## INFORMATION SUPPLIED
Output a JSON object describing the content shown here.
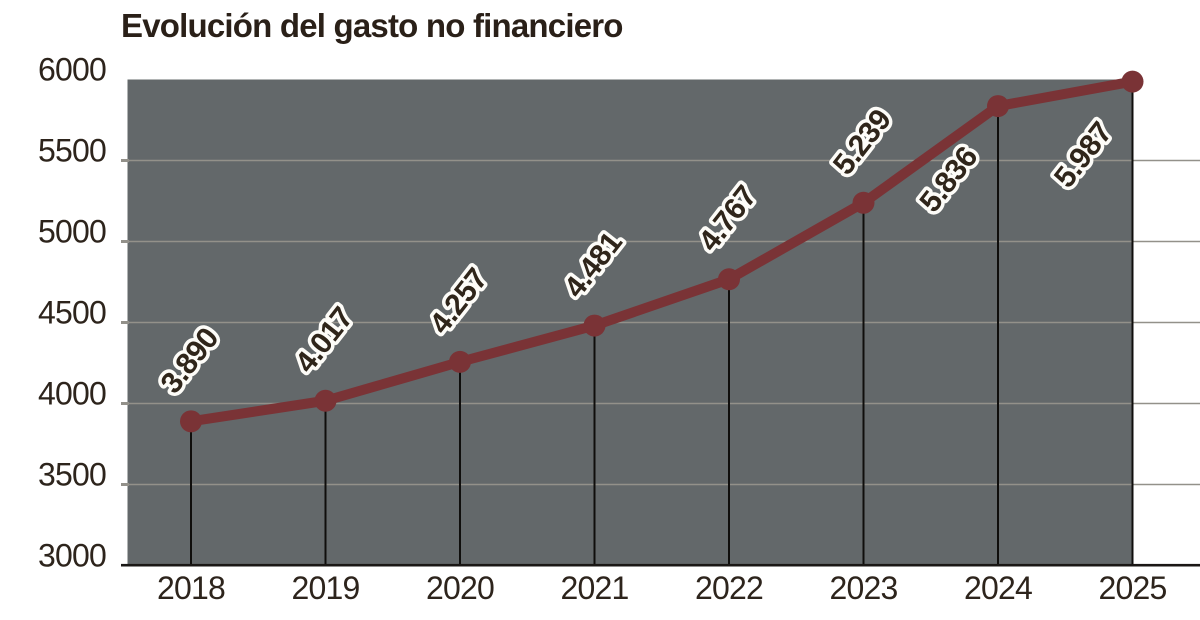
{
  "chart": {
    "title": "Evolución del gasto no financiero"
  },
  "chart_data": {
    "type": "line",
    "title": "Evolución del gasto no financiero",
    "x_labels": [
      "2018",
      "2019",
      "2020",
      "2021",
      "2022",
      "2023",
      "2024",
      "2025"
    ],
    "values": [
      3890,
      4017,
      4257,
      4481,
      4767,
      5239,
      5836,
      5987
    ],
    "point_labels": [
      "3.890",
      "4.017",
      "4.257",
      "4.481",
      "4.767",
      "5.239",
      "5.836",
      "5.987"
    ],
    "point_label_placement": [
      "above",
      "above",
      "above",
      "above",
      "above",
      "above",
      "below",
      "below"
    ],
    "y_ticks": [
      3000,
      3500,
      4000,
      4500,
      5000,
      5500,
      6000
    ],
    "y_tick_labels": [
      "3000",
      "3500",
      "4000",
      "4500",
      "5000",
      "5500",
      "6000"
    ],
    "ylim": [
      3000,
      6000
    ],
    "xlabel": "",
    "ylabel": "",
    "grid": "horizontal",
    "legend": "none",
    "colors": {
      "line": "#7a3336",
      "marker": "#7a3336",
      "plot_background": "#63686a",
      "gridline": "#93918a",
      "drop_line": "#0f0e0c",
      "axis_line": "#1a1715",
      "title_text": "#2a2018",
      "tick_text": "#2d241c",
      "point_label_text": "#2f251a",
      "point_label_outline": "#fdfcf8",
      "page_background": "#ffffff"
    }
  }
}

## TASK DETAILS
Without the pictures, print the whole listing exactly as given.

## EXERCISE ANSWER
Output a JSON object describing the content shown here.
{
  "chart": {
    "title": "Evolución del gasto no financiero"
  },
  "chart_data": {
    "type": "line",
    "title": "Evolución del gasto no financiero",
    "x_labels": [
      "2018",
      "2019",
      "2020",
      "2021",
      "2022",
      "2023",
      "2024",
      "2025"
    ],
    "values": [
      3890,
      4017,
      4257,
      4481,
      4767,
      5239,
      5836,
      5987
    ],
    "point_labels": [
      "3.890",
      "4.017",
      "4.257",
      "4.481",
      "4.767",
      "5.239",
      "5.836",
      "5.987"
    ],
    "point_label_placement": [
      "above",
      "above",
      "above",
      "above",
      "above",
      "above",
      "below",
      "below"
    ],
    "y_ticks": [
      3000,
      3500,
      4000,
      4500,
      5000,
      5500,
      6000
    ],
    "y_tick_labels": [
      "3000",
      "3500",
      "4000",
      "4500",
      "5000",
      "5500",
      "6000"
    ],
    "ylim": [
      3000,
      6000
    ],
    "xlabel": "",
    "ylabel": "",
    "grid": "horizontal",
    "legend": "none",
    "colors": {
      "line": "#7a3336",
      "marker": "#7a3336",
      "plot_background": "#63686a",
      "gridline": "#93918a",
      "drop_line": "#0f0e0c",
      "axis_line": "#1a1715",
      "title_text": "#2a2018",
      "tick_text": "#2d241c",
      "point_label_text": "#2f251a",
      "point_label_outline": "#fdfcf8",
      "page_background": "#ffffff"
    }
  }
}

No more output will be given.